**What to work on**.
Set down each record exactly as written.

**Input rows**.
________________________________________
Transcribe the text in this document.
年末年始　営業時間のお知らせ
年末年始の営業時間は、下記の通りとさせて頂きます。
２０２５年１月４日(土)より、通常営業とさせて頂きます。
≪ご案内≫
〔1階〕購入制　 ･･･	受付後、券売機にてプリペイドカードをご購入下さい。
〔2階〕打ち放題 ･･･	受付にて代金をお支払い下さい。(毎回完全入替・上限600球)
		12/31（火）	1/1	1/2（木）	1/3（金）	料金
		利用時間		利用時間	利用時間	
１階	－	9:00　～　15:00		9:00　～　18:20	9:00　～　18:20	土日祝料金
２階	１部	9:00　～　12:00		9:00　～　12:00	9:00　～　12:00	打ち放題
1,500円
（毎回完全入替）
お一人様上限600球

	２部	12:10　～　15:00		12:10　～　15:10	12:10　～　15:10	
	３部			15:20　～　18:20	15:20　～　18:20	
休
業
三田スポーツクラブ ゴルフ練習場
________________________________________
**Solved problem**.
Transcribe the text in this document.
年末年始　営業時間のお知らせ
年末年始の営業時間は、下記の通りとさせて頂きます。
２０２５年１月４日(土)より、通常営業とさせて頂きます。
≪ご案内≫
〔1階〕購入制　 ･･･	受付後、券売機にてプリペイドカードをご購入下さい。
〔2階〕打ち放題 ･･･	受付にて代金をお支払い下さい。(毎回完全入替・上限600球)
		12/31（火）	1/1	1/2（木）	1/3（金）	料金
		利用時間		利用時間	利用時間	
１階	－	9:00　～　15:00		9:00　～　18:20	9:00　～　18:20	土日祝料金
２階	１部	9:00　～　12:00		9:00　～　12:00	9:00　～　12:00	打ち放題
1,500円
（毎回完全入替）
お一人様上限600球

	２部	12:10　～　15:00		12:10　～　15:10	12:10　～　15:10	
	３部			15:20　～　18:20	15:20　～　18:20	
休
業
三田スポーツクラブ ゴルフ練習場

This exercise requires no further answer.